本文抜粋:
□ □ □
MBA Class of 2020のTulio Pradoが寄稿しました。原文(英語)はこちらをご覧ください。
MBAの旅路の終わり近くに、学年全体が新型コロナウィルスのパンデミックに驚かされました。家に数週間滞在することを余儀なくされ、友人が採用プロセスを進めていくのに苦労しているのを見ました。同時に、我々は皆、健康危機が続く数か月の、経済に与える実際の影響を理解しようと努めていました。MBAの学生として開拓した驚くべきネットワークに依拠して、既に入手可能なデータから洞察を得るために働き、同級生の何人かを招待して、各業界における現在の危機の起こり得る影響を理解する手助けをしました。資料はビデオシリーズで公開され、以下にあるPoets&Quantsの記事にまとめられています。
□ □ □
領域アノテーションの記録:
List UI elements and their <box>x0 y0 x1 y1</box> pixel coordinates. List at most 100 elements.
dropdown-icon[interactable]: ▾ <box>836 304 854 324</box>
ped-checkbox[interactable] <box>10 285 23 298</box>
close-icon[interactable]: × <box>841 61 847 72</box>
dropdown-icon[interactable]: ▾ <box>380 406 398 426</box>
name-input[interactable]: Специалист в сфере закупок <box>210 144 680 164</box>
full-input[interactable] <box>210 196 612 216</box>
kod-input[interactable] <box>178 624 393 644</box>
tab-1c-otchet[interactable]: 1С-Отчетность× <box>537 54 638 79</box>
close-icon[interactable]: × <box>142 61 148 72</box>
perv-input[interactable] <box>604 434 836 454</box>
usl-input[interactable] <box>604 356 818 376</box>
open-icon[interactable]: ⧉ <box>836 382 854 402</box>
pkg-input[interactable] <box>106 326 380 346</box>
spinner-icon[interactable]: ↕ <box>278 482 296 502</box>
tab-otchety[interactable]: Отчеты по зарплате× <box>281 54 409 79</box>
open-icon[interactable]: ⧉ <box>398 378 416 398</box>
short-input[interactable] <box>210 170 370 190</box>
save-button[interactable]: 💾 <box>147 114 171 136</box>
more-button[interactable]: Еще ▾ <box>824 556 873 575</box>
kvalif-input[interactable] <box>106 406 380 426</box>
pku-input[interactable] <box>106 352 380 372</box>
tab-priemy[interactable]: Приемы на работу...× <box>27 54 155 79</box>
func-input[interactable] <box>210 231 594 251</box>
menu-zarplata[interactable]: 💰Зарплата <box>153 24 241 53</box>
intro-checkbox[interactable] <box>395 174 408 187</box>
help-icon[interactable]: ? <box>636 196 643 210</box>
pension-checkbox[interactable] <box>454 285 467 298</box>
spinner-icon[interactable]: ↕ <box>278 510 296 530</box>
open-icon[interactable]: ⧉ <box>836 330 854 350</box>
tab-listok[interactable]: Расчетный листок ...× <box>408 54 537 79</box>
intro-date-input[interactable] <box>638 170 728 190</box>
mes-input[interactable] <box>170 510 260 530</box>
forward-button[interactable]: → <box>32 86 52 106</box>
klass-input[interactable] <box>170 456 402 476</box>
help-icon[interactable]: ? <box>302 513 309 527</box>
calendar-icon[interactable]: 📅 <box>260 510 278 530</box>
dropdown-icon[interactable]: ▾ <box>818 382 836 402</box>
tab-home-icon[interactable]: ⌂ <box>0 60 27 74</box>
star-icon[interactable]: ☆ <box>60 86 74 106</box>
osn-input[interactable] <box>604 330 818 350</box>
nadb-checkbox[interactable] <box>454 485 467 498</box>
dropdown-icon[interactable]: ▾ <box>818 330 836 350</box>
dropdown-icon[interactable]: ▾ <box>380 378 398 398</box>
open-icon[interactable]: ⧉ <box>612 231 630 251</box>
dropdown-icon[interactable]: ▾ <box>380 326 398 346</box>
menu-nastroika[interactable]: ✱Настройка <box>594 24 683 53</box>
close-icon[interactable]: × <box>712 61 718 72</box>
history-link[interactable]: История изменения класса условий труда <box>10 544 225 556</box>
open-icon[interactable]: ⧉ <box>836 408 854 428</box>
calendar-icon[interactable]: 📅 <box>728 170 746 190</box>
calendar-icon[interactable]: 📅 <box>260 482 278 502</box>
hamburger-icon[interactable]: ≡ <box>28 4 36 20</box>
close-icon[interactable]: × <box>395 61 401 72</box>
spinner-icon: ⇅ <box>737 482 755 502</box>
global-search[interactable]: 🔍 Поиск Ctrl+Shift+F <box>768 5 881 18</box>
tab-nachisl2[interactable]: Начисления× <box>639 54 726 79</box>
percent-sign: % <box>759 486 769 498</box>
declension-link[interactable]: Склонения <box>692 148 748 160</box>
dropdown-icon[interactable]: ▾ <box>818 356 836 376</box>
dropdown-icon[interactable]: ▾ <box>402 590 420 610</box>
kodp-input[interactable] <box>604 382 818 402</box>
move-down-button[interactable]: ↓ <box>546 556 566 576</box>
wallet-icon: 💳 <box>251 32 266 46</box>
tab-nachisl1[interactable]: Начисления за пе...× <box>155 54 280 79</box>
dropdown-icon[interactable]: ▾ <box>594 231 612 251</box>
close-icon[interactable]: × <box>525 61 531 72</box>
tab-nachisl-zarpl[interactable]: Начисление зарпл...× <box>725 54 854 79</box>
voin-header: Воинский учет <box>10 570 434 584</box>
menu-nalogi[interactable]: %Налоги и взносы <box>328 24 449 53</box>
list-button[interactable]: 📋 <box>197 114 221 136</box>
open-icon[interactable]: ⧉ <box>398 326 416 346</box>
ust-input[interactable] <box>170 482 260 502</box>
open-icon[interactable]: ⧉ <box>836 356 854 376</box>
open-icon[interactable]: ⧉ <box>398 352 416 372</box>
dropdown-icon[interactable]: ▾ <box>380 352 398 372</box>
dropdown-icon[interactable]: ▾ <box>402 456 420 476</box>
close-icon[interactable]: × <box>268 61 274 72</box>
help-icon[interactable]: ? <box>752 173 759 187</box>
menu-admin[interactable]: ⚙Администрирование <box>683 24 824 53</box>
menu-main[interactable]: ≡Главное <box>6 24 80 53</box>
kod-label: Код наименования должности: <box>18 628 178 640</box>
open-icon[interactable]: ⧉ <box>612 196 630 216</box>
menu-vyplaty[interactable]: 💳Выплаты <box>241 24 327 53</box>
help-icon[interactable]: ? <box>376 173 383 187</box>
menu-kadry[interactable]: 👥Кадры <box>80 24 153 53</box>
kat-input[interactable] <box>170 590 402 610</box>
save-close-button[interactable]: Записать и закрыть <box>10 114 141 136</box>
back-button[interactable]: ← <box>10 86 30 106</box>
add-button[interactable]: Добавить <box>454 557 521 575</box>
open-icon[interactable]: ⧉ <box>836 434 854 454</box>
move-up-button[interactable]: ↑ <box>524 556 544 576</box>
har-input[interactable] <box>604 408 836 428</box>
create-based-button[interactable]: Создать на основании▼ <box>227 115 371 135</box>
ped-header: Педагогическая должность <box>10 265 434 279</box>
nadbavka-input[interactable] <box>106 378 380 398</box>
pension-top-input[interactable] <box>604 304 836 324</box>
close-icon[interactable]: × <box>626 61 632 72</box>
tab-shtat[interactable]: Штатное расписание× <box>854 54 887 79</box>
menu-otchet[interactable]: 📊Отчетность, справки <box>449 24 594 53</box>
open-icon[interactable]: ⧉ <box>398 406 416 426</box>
□ □ □
課題:
a: 本文抜粋によると、資料はどのような形で公開されましたか。
b: 本文抜粋の「MBAの旅路の終わり近くに、」から始まり「の記事にまとめられています。」で終わる部分を、「ビデオシリーズ」を「動画シリーズ」に変えて書き直してください。
この一覧は参照しなくてかまいません。

解答:
a: ビデオシリーズで公開されました。

b:
MBAの旅路の終わり近くに、学年全体が新型コロナウィルスのパンデミックに驚かされました。家に数週間滞在することを余儀なくされ、友人が採用プロセスを進めていくのに苦労しているのを見ました。同時に、我々は皆、健康危機が続く数か月の、経済に与える実際の影響を理解しようと努めていました。MBAの学生として開拓した驚くべきネットワークに依拠して、既に入手可能なデータから洞察を得るために働き、同級生の何人かを招待して、各業界における現在の危機の起こり得る影響を理解する手助けをしました。資料は動画シリーズで公開され、以下にあるPoets&Quantsの記事にまとめられています。